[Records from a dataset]

═══

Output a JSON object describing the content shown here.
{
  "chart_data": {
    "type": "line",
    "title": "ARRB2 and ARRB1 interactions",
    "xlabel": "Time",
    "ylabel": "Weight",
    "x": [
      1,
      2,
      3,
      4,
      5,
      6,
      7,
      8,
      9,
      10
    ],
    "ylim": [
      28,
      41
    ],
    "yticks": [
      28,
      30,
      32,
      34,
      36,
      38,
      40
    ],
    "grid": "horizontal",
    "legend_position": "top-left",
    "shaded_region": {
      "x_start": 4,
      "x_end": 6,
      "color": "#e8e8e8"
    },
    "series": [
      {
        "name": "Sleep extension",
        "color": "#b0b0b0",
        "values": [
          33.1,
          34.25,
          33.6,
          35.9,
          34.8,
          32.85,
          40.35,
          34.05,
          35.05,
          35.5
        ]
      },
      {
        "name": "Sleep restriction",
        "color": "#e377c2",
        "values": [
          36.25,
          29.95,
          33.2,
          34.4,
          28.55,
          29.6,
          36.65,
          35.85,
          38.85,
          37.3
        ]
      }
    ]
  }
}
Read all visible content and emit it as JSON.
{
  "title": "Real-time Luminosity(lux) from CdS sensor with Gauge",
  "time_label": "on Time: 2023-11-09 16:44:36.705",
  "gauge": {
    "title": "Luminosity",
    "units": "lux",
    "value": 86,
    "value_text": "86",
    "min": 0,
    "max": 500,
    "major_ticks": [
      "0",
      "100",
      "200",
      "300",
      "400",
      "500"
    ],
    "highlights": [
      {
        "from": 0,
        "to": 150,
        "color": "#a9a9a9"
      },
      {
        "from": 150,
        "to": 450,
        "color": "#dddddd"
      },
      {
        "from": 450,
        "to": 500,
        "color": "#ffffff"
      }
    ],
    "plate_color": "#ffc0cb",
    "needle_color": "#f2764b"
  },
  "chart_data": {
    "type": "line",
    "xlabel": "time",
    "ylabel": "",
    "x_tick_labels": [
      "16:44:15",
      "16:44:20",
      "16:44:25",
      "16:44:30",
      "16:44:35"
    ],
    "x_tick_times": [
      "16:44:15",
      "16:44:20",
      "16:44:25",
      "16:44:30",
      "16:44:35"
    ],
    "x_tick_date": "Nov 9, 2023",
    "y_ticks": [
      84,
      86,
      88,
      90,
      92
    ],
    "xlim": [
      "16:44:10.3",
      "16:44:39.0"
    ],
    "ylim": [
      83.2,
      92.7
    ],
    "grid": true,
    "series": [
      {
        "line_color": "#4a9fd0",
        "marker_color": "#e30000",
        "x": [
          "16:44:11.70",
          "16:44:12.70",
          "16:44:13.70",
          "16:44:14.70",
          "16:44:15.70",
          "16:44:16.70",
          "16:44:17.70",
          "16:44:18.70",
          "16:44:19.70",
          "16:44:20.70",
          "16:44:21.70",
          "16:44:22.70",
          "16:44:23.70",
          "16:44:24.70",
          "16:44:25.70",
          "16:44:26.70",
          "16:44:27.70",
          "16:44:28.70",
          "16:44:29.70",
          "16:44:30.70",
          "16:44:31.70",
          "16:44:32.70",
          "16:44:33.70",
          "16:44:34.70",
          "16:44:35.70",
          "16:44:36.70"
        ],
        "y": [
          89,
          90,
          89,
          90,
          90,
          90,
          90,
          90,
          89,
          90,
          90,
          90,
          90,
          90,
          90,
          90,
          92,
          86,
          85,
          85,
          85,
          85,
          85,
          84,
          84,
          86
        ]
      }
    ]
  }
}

═══

_YOUR INSTRUCTIONS_. Show the lines where the word "title" appears in the entries.

_EXERCISE RESPONSE_.
    "title": "ARRB2 and ARRB1 interactions",
  "title": "Real-time Luminosity(lux) from CdS sensor with Gauge",
    "title": "Luminosity",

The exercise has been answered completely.